Data items:
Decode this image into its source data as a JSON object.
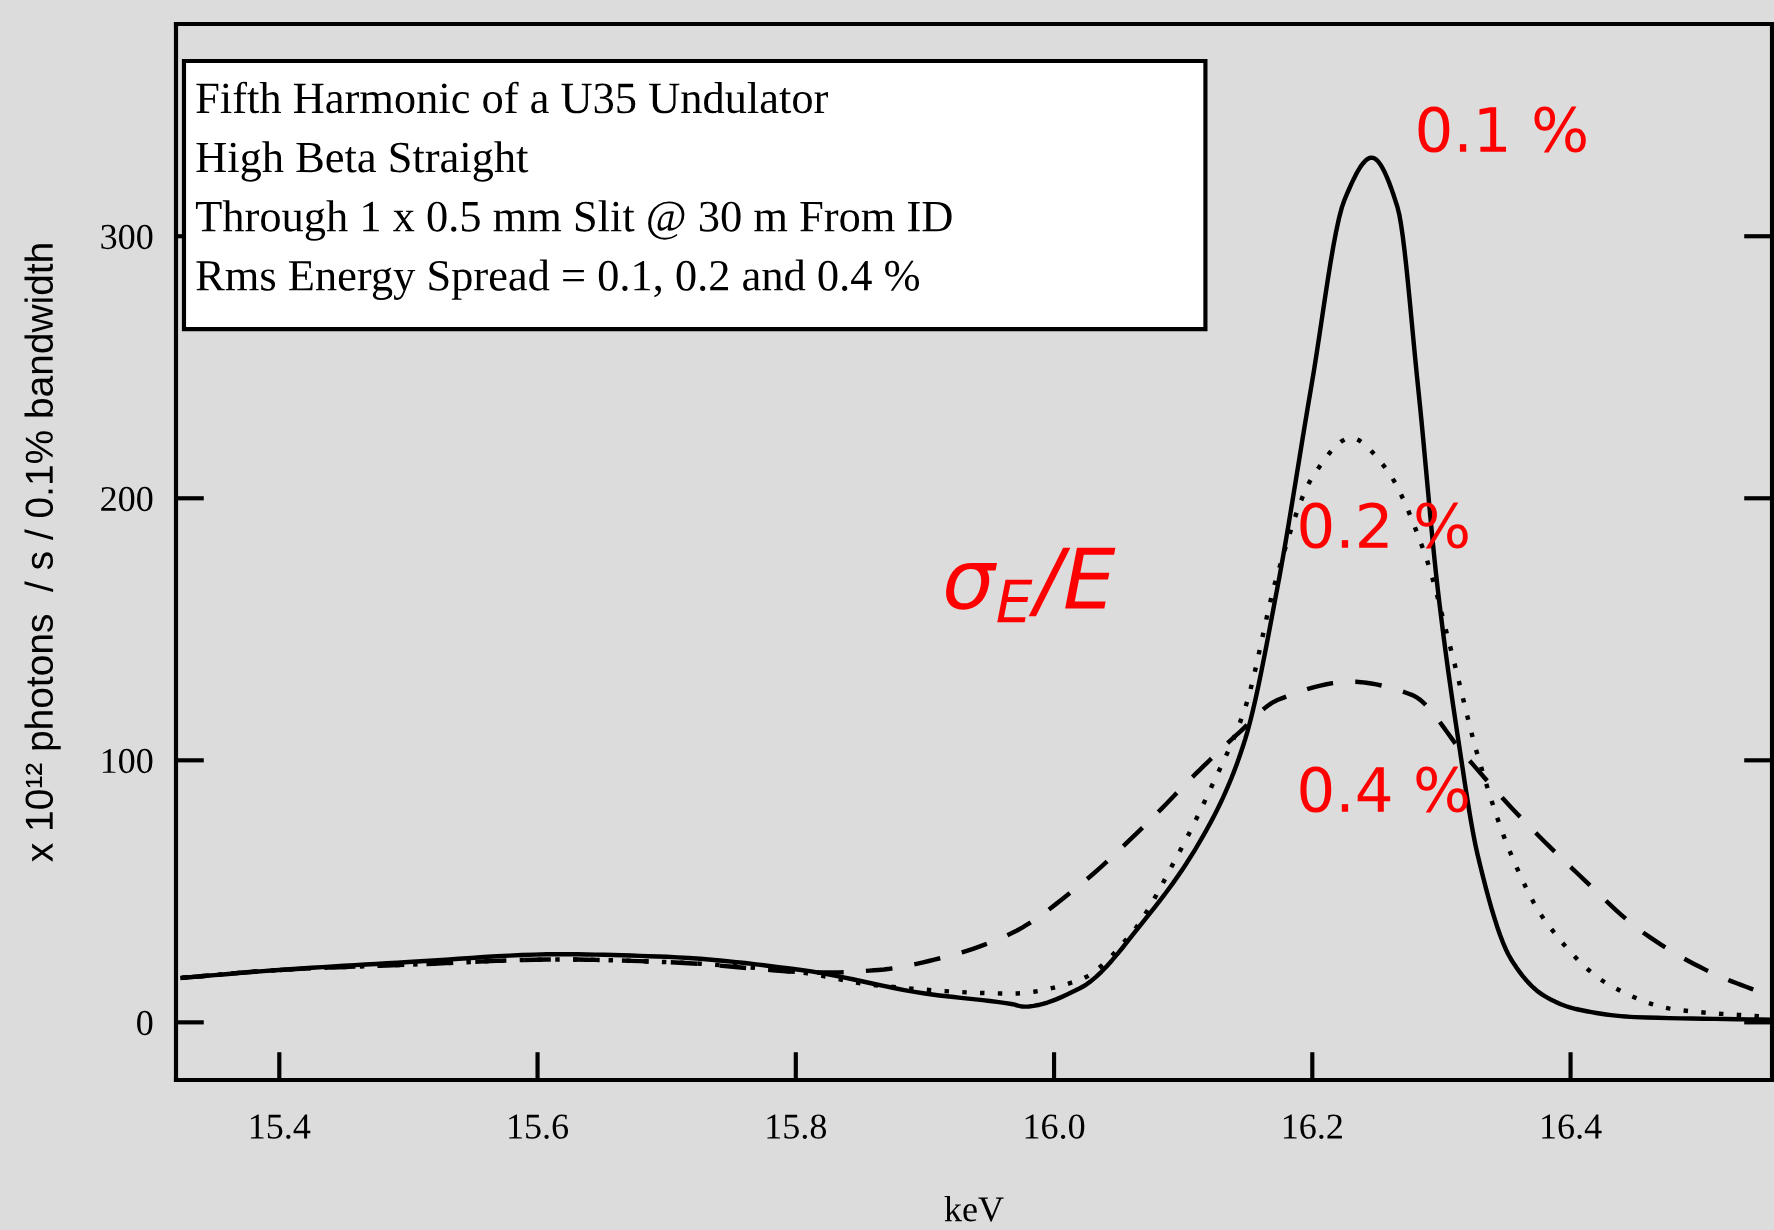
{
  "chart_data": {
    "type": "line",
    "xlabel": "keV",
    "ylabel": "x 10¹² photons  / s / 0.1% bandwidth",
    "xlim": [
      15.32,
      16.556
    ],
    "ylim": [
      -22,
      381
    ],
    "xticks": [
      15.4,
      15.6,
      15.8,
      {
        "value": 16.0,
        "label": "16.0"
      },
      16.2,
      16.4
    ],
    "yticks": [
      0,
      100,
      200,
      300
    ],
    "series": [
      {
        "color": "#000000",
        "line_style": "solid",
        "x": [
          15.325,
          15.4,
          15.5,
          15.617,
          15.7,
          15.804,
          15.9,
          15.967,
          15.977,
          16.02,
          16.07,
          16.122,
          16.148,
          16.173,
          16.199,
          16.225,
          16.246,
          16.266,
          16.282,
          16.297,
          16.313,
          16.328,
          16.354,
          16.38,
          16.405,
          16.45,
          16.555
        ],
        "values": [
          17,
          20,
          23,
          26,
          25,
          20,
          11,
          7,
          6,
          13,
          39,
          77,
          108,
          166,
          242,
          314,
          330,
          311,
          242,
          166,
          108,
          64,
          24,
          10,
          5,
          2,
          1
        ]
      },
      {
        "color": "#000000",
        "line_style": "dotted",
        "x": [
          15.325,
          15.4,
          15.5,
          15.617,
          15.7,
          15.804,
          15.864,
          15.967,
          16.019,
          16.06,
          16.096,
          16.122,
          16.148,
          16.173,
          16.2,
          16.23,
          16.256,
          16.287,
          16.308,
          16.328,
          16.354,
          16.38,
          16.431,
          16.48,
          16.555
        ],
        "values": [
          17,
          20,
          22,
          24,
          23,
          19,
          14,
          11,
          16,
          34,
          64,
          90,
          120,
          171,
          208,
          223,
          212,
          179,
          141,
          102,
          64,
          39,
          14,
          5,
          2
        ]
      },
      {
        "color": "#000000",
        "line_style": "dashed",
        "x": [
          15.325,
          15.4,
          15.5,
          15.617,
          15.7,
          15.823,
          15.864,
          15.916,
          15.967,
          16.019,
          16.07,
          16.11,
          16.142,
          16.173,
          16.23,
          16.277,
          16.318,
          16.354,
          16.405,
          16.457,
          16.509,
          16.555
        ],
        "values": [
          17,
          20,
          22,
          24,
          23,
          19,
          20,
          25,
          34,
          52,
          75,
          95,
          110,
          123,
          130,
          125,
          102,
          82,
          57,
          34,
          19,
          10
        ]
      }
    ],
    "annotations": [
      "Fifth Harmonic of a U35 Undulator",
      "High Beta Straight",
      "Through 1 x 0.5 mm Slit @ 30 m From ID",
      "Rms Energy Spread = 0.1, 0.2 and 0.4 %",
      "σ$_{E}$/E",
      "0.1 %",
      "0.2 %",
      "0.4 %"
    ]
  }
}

= Set task =
Copy out each line word for word, please, skipping the images.

= Response =
Decode this image into its source data as a JSON object.
{
  "chart_data": {
    "type": "line",
    "xlabel": "keV",
    "ylabel": "x 10¹² photons  / s / 0.1% bandwidth",
    "xlim": [
      15.32,
      16.556
    ],
    "ylim": [
      -22,
      381
    ],
    "xticks": [
      15.4,
      15.6,
      15.8,
      {
        "value": 16.0,
        "label": "16.0"
      },
      16.2,
      16.4
    ],
    "yticks": [
      0,
      100,
      200,
      300
    ],
    "series": [
      {
        "color": "#000000",
        "line_style": "solid",
        "x": [
          15.325,
          15.4,
          15.5,
          15.617,
          15.7,
          15.804,
          15.9,
          15.967,
          15.977,
          16.02,
          16.07,
          16.122,
          16.148,
          16.173,
          16.199,
          16.225,
          16.246,
          16.266,
          16.282,
          16.297,
          16.313,
          16.328,
          16.354,
          16.38,
          16.405,
          16.45,
          16.555
        ],
        "values": [
          17,
          20,
          23,
          26,
          25,
          20,
          11,
          7,
          6,
          13,
          39,
          77,
          108,
          166,
          242,
          314,
          330,
          311,
          242,
          166,
          108,
          64,
          24,
          10,
          5,
          2,
          1
        ]
      },
      {
        "color": "#000000",
        "line_style": "dotted",
        "x": [
          15.325,
          15.4,
          15.5,
          15.617,
          15.7,
          15.804,
          15.864,
          15.967,
          16.019,
          16.06,
          16.096,
          16.122,
          16.148,
          16.173,
          16.2,
          16.23,
          16.256,
          16.287,
          16.308,
          16.328,
          16.354,
          16.38,
          16.431,
          16.48,
          16.555
        ],
        "values": [
          17,
          20,
          22,
          24,
          23,
          19,
          14,
          11,
          16,
          34,
          64,
          90,
          120,
          171,
          208,
          223,
          212,
          179,
          141,
          102,
          64,
          39,
          14,
          5,
          2
        ]
      },
      {
        "color": "#000000",
        "line_style": "dashed",
        "x": [
          15.325,
          15.4,
          15.5,
          15.617,
          15.7,
          15.823,
          15.864,
          15.916,
          15.967,
          16.019,
          16.07,
          16.11,
          16.142,
          16.173,
          16.23,
          16.277,
          16.318,
          16.354,
          16.405,
          16.457,
          16.509,
          16.555
        ],
        "values": [
          17,
          20,
          22,
          24,
          23,
          19,
          20,
          25,
          34,
          52,
          75,
          95,
          110,
          123,
          130,
          125,
          102,
          82,
          57,
          34,
          19,
          10
        ]
      }
    ],
    "annotations": [
      "Fifth Harmonic of a U35 Undulator",
      "High Beta Straight",
      "Through 1 x 0.5 mm Slit @ 30 m From ID",
      "Rms Energy Spread = 0.1, 0.2 and 0.4 %",
      "σ$_{E}$/E",
      "0.1 %",
      "0.2 %",
      "0.4 %"
    ]
  }
}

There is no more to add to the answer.